## PROBLEM DETAILS
Pictures do not belong in the copy, so please give every entry below again exactly.

Stored data

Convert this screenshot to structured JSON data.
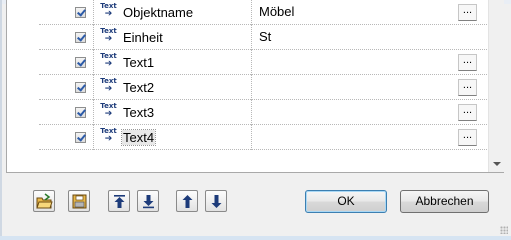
{
  "rows": [
    {
      "name": "Objektname",
      "value": "Möbel",
      "checked": true,
      "icon": "text-arrow-icon",
      "has_ellipsis": true
    },
    {
      "name": "Einheit",
      "value": "St",
      "checked": true,
      "icon": "text-arrow-icon",
      "has_ellipsis": false
    },
    {
      "name": "Text1",
      "value": "",
      "checked": true,
      "icon": "text-arrow-icon",
      "has_ellipsis": true
    },
    {
      "name": "Text2",
      "value": "",
      "checked": true,
      "icon": "text-arrow-icon",
      "has_ellipsis": true
    },
    {
      "name": "Text3",
      "value": "",
      "checked": true,
      "icon": "text-arrow-icon",
      "has_ellipsis": true
    },
    {
      "name": "Text4",
      "value": "",
      "checked": true,
      "icon": "text-arrow-icon",
      "has_ellipsis": true,
      "selected": true
    }
  ],
  "icon_text": "Text",
  "ellipsis_label": "...",
  "toolbar": {
    "icons": [
      "open-folder-icon",
      "save-icon",
      "move-top-icon",
      "move-bottom-icon",
      "move-up-icon",
      "move-down-icon"
    ]
  },
  "buttons": {
    "ok": "OK",
    "cancel": "Abbrechen"
  },
  "colors": {
    "accent": "#3c7fb1",
    "arrow_blue": "#1d3b7a",
    "check_blue": "#2b5aa8"
  }
}
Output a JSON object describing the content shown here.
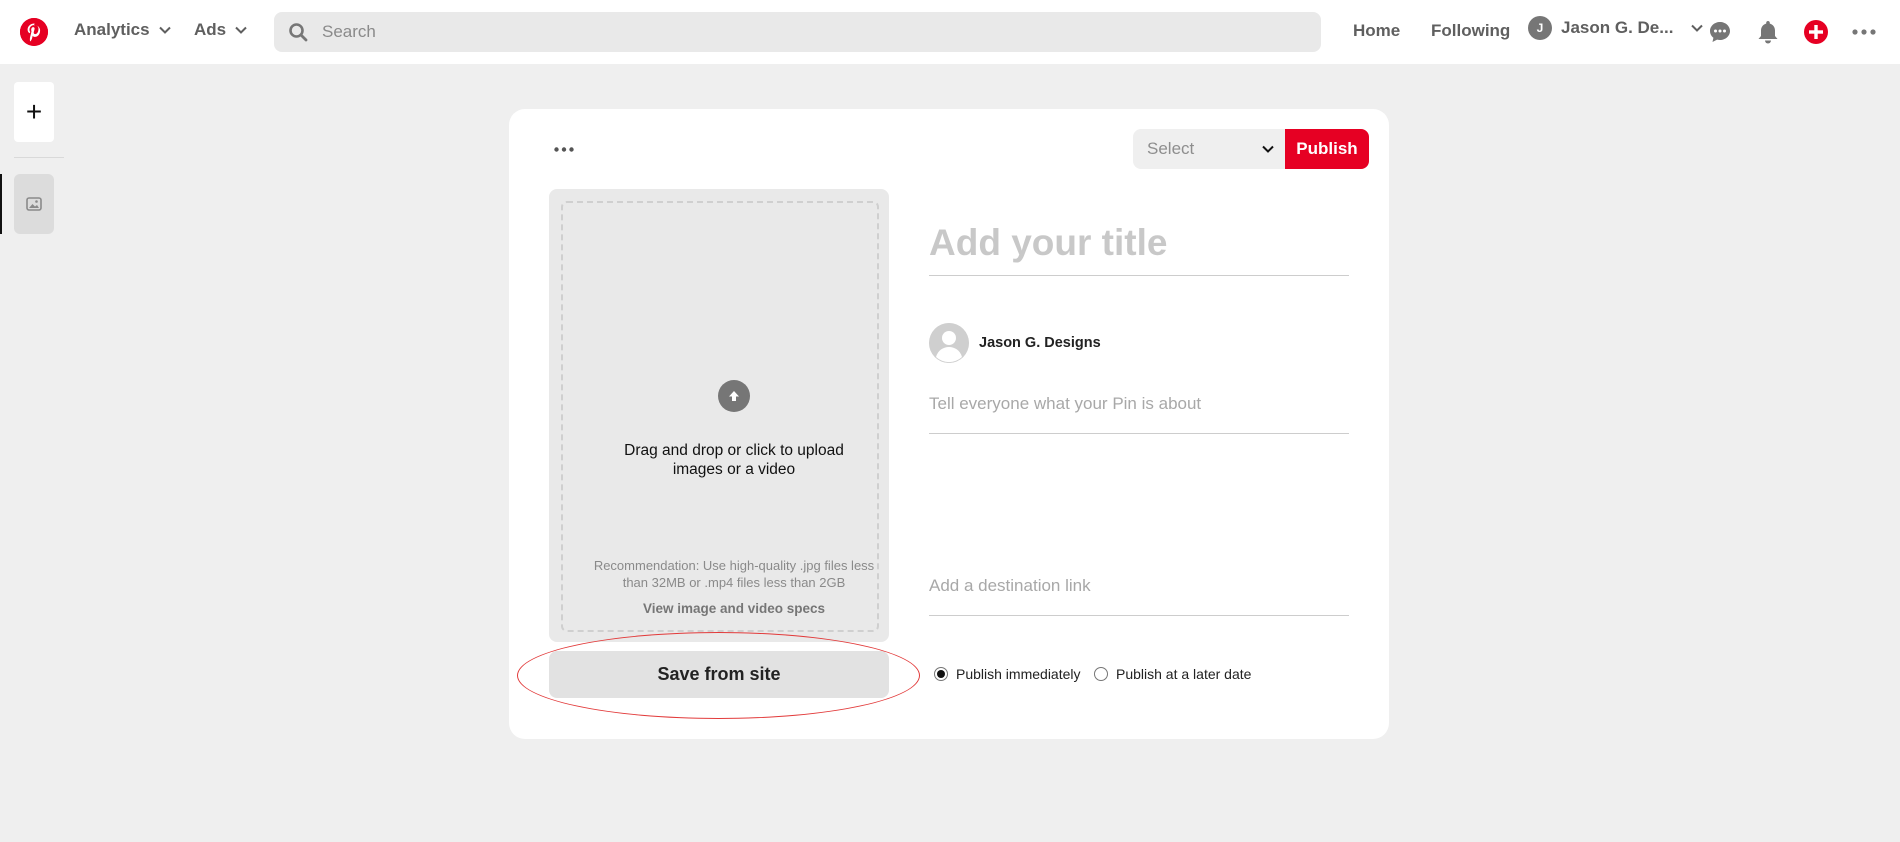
{
  "topbar": {
    "nav": [
      {
        "label": "Analytics"
      },
      {
        "label": "Ads"
      }
    ],
    "search_placeholder": "Search",
    "links": {
      "home": "Home",
      "following": "Following"
    },
    "user": {
      "initial": "J",
      "name": "Jason G. De..."
    },
    "icons": [
      "pinterest-logo-icon",
      "chevron-down-icon",
      "search-icon",
      "chat-icon",
      "bell-icon",
      "create-plus-icon",
      "more-icon"
    ],
    "brand_color": "#e60023"
  },
  "rail": {
    "add_symbol": "+",
    "icons": [
      "plus-icon",
      "image-icon"
    ]
  },
  "editor": {
    "board_select": "Select",
    "publish_label": "Publish",
    "upload": {
      "text": "Drag and drop or click to upload images or a video",
      "recommendation": "Recommendation: Use high-quality .jpg files less than 32MB or .mp4 files less than 2GB",
      "specs_link": "View image and video specs"
    },
    "save_from_site": "Save from site",
    "title_placeholder": "Add your title",
    "author_name": "Jason G. Designs",
    "description_placeholder": "Tell everyone what your Pin is about",
    "link_placeholder": "Add a destination link",
    "publish_options": [
      {
        "label": "Publish immediately",
        "selected": true
      },
      {
        "label": "Publish at a later date",
        "selected": false
      }
    ]
  }
}
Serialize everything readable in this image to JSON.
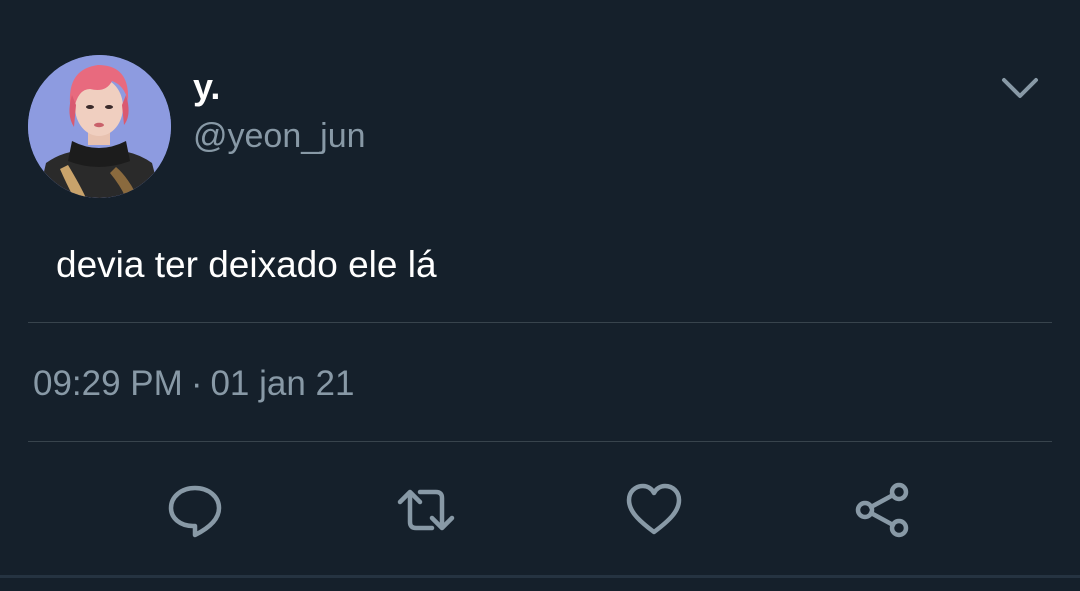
{
  "author": {
    "display_name": "y.",
    "handle": "@yeon_jun",
    "avatar": "profile-photo"
  },
  "tweet": {
    "text": "devia ter deixado ele lá",
    "time": "09:29 PM",
    "separator": "·",
    "date": "01 jan 21"
  },
  "actions": {
    "reply_icon": "reply-icon",
    "retweet_icon": "retweet-icon",
    "like_icon": "heart-icon",
    "share_icon": "share-icon"
  },
  "menu_icon": "chevron-down-icon",
  "colors": {
    "background": "#15202b",
    "primary_text": "#ffffff",
    "secondary_text": "#8899a6",
    "divider": "#38444d"
  }
}
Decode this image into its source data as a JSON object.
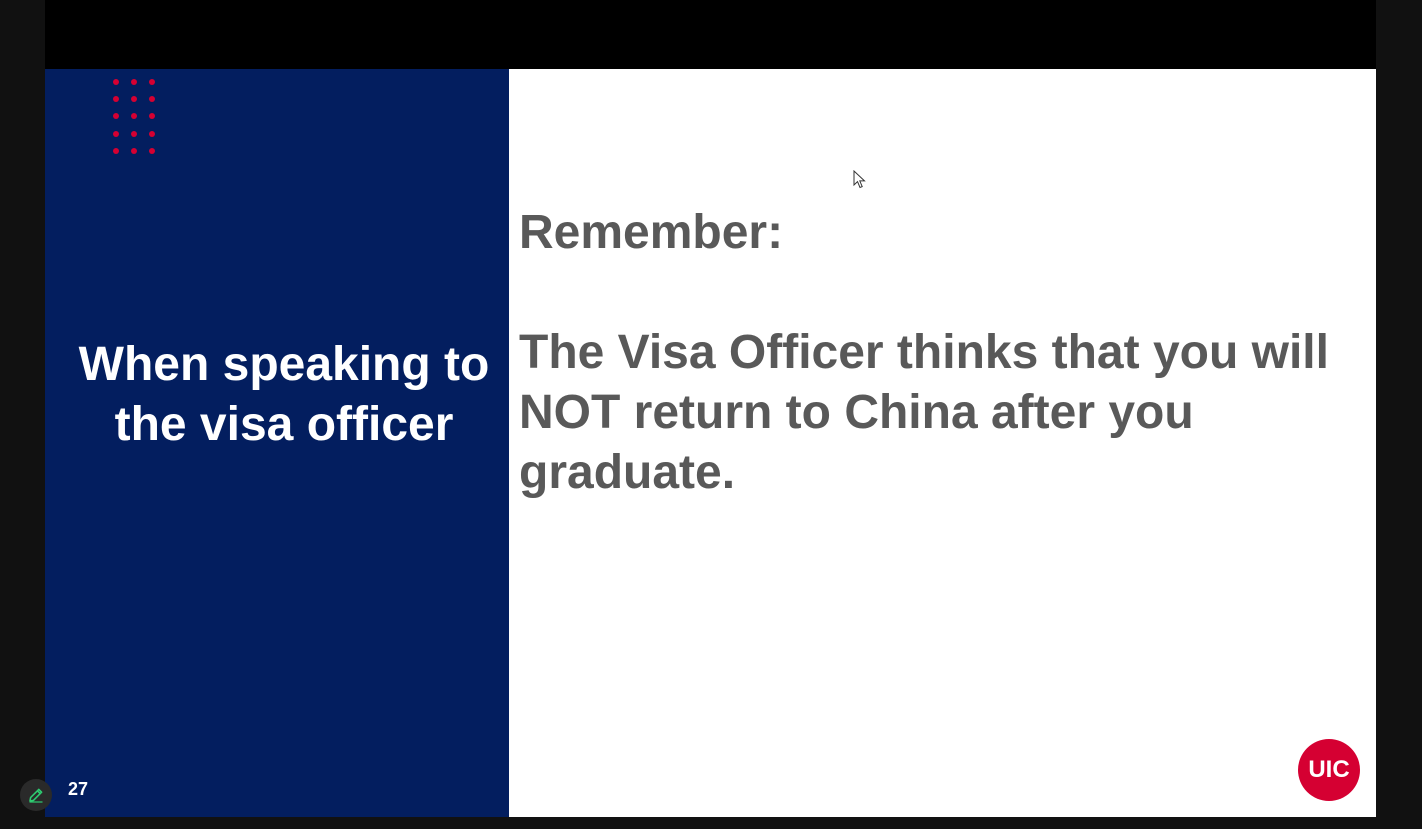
{
  "slide": {
    "left_title": "When speaking to the visa officer",
    "heading": "Remember:",
    "message": "The Visa Officer thinks that you will NOT return to China after you graduate.",
    "page_number": "27",
    "logo_text": "UIC"
  },
  "colors": {
    "left_panel": "#031e5f",
    "accent_dots": "#d50032",
    "body_text": "#595959",
    "logo_background": "#d50032"
  },
  "icons": {
    "edit": "pencil-icon",
    "pointer": "mouse-cursor-icon"
  }
}
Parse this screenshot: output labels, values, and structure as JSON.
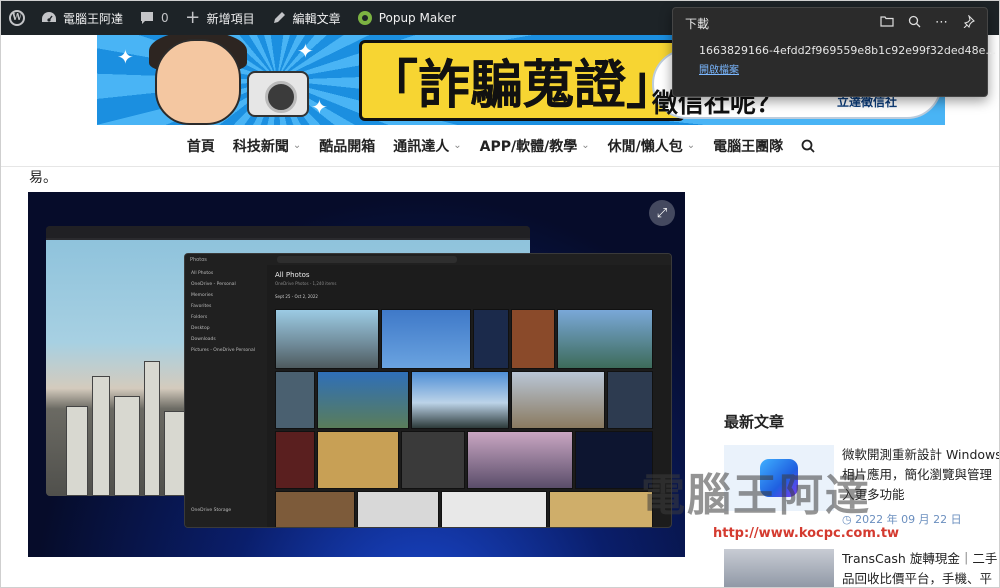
{
  "admin_bar": {
    "site_name": "電腦王阿達",
    "comments_count": "0",
    "new_item": "新增項目",
    "edit_post": "編輯文章",
    "popup_maker": "Popup Maker"
  },
  "banner": {
    "title": "「詐騙蒐證」",
    "subtitle": "徵信社呢？",
    "brand": "立達徵信社"
  },
  "nav": {
    "items": [
      {
        "label": "首頁",
        "has_menu": false
      },
      {
        "label": "科技新聞",
        "has_menu": true
      },
      {
        "label": "酷品開箱",
        "has_menu": false
      },
      {
        "label": "通訊達人",
        "has_menu": true
      },
      {
        "label": "APP/軟體/教學",
        "has_menu": true
      },
      {
        "label": "休閒/懶人包",
        "has_menu": true
      },
      {
        "label": "電腦王團隊",
        "has_menu": false
      }
    ]
  },
  "article": {
    "lead_char": "易。"
  },
  "screenshot": {
    "photos_title": "All Photos",
    "photos_subtitle": "OneDrive Photos - 1,240 items",
    "date_range": "Sept 25 - Oct 2, 2022",
    "sidebar_items": [
      "All Photos",
      "OneDrive - Personal",
      "Memories",
      "Favorites",
      "Folders",
      "Desktop",
      "Downloads",
      "Pictures - OneDrive Personal"
    ],
    "storage_label": "OneDrive Storage"
  },
  "downloads": {
    "title": "下載",
    "filename": "1663829166-4efdd2f969559e8b1c92e99f32ded48e...",
    "open_file": "開啟檔案"
  },
  "sidebar": {
    "heading": "最新文章",
    "posts": [
      {
        "title_line1": "微軟開測重新設計 Windows",
        "title_line2": "相片應用，簡化瀏覽與管理",
        "title_line3": "入更多功能",
        "date": "2022 年 09 月 22 日"
      },
      {
        "title_line1": "TransCash 旋轉現金｜二手",
        "title_line2": "品回收比價平台，手機、平"
      }
    ]
  },
  "watermark": {
    "text": "電腦王阿達",
    "url": "http://www.kocpc.com.tw"
  }
}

## FINISHED TASK
Convert this screenshot to structured JSON data.
{
  "rows": [
    {
      "name": "Objektname",
      "value": "Möbel",
      "checked": true,
      "icon": "text-arrow-icon",
      "has_ellipsis": true
    },
    {
      "name": "Einheit",
      "value": "St",
      "checked": true,
      "icon": "text-arrow-icon",
      "has_ellipsis": false
    },
    {
      "name": "Text1",
      "value": "",
      "checked": true,
      "icon": "text-arrow-icon",
      "has_ellipsis": true
    },
    {
      "name": "Text2",
      "value": "",
      "checked": true,
      "icon": "text-arrow-icon",
      "has_ellipsis": true
    },
    {
      "name": "Text3",
      "value": "",
      "checked": true,
      "icon": "text-arrow-icon",
      "has_ellipsis": true
    },
    {
      "name": "Text4",
      "value": "",
      "checked": true,
      "icon": "text-arrow-icon",
      "has_ellipsis": true,
      "selected": true
    }
  ],
  "icon_text": "Text",
  "ellipsis_label": "...",
  "toolbar": {
    "icons": [
      "open-folder-icon",
      "save-icon",
      "move-top-icon",
      "move-bottom-icon",
      "move-up-icon",
      "move-down-icon"
    ]
  },
  "buttons": {
    "ok": "OK",
    "cancel": "Abbrechen"
  },
  "colors": {
    "accent": "#3c7fb1",
    "arrow_blue": "#1d3b7a",
    "check_blue": "#2b5aa8"
  }
}
Output a JSON object describing the content shown here.
{
  "topbar": {
    "nav": [
      {
        "label": "Analytics"
      },
      {
        "label": "Ads"
      }
    ],
    "search_placeholder": "Search",
    "links": {
      "home": "Home",
      "following": "Following"
    },
    "user": {
      "initial": "J",
      "name": "Jason G. De..."
    },
    "icons": [
      "pinterest-logo-icon",
      "chevron-down-icon",
      "search-icon",
      "chat-icon",
      "bell-icon",
      "create-plus-icon",
      "more-icon"
    ],
    "brand_color": "#e60023"
  },
  "rail": {
    "add_symbol": "+",
    "icons": [
      "plus-icon",
      "image-icon"
    ]
  },
  "editor": {
    "board_select": "Select",
    "publish_label": "Publish",
    "upload": {
      "text": "Drag and drop or click to upload images or a video",
      "recommendation": "Recommendation: Use high-quality .jpg files less than 32MB or .mp4 files less than 2GB",
      "specs_link": "View image and video specs"
    },
    "save_from_site": "Save from site",
    "title_placeholder": "Add your title",
    "author_name": "Jason G. Designs",
    "description_placeholder": "Tell everyone what your Pin is about",
    "link_placeholder": "Add a destination link",
    "publish_options": [
      {
        "label": "Publish immediately",
        "selected": true
      },
      {
        "label": "Publish at a later date",
        "selected": false
      }
    ]
  }
}
Serialize everything readable in this image to JSON.
{
  "author": {
    "display_name": "y.",
    "handle": "@yeon_jun",
    "avatar": "profile-photo"
  },
  "tweet": {
    "text": "devia ter deixado ele lá",
    "time": "09:29 PM",
    "separator": "·",
    "date": "01 jan 21"
  },
  "actions": {
    "reply_icon": "reply-icon",
    "retweet_icon": "retweet-icon",
    "like_icon": "heart-icon",
    "share_icon": "share-icon"
  },
  "menu_icon": "chevron-down-icon",
  "colors": {
    "background": "#15202b",
    "primary_text": "#ffffff",
    "secondary_text": "#8899a6",
    "divider": "#38444d"
  }
}
Decode this image into its source data as a JSON object.
{
  "slide": {
    "left_title": "When speaking to the visa officer",
    "heading": "Remember:",
    "message": "The Visa Officer thinks that you will NOT return to China after you graduate.",
    "page_number": "27",
    "logo_text": "UIC"
  },
  "colors": {
    "left_panel": "#031e5f",
    "accent_dots": "#d50032",
    "body_text": "#595959",
    "logo_background": "#d50032"
  },
  "icons": {
    "edit": "pencil-icon",
    "pointer": "mouse-cursor-icon"
  }
}
Parse this screenshot: output labels, values, and structure as JSON.
{
  "admin_bar": {
    "site_name": "電腦王阿達",
    "comments_count": "0",
    "new_item": "新增項目",
    "edit_post": "編輯文章",
    "popup_maker": "Popup Maker"
  },
  "banner": {
    "title": "「詐騙蒐證」",
    "subtitle": "徵信社呢？",
    "brand": "立達徵信社"
  },
  "nav": {
    "items": [
      {
        "label": "首頁",
        "has_menu": false
      },
      {
        "label": "科技新聞",
        "has_menu": true
      },
      {
        "label": "酷品開箱",
        "has_menu": false
      },
      {
        "label": "通訊達人",
        "has_menu": true
      },
      {
        "label": "APP/軟體/教學",
        "has_menu": true
      },
      {
        "label": "休閒/懶人包",
        "has_menu": true
      },
      {
        "label": "電腦王團隊",
        "has_menu": false
      }
    ]
  },
  "article": {
    "lead_char": "易。"
  },
  "screenshot": {
    "photos_title": "All Photos",
    "photos_subtitle": "OneDrive Photos - 1,240 items",
    "date_range": "Sept 25 - Oct 2, 2022",
    "sidebar_items": [
      "All Photos",
      "OneDrive - Personal",
      "Memories",
      "Favorites",
      "Folders",
      "Desktop",
      "Downloads",
      "Pictures - OneDrive Personal"
    ],
    "storage_label": "OneDrive Storage"
  },
  "downloads": {
    "title": "下載",
    "filename": "1663829166-4efdd2f969559e8b1c92e99f32ded48e...",
    "open_file": "開啟檔案"
  },
  "sidebar": {
    "heading": "最新文章",
    "posts": [
      {
        "title_line1": "微軟開測重新設計 Windows",
        "title_line2": "相片應用，簡化瀏覽與管理",
        "title_line3": "入更多功能",
        "date": "2022 年 09 月 22 日"
      },
      {
        "title_line1": "TransCash 旋轉現金｜二手",
        "title_line2": "品回收比價平台，手機、平"
      }
    ]
  },
  "watermark": {
    "text": "電腦王阿達",
    "url": "http://www.kocpc.com.tw"
  }
}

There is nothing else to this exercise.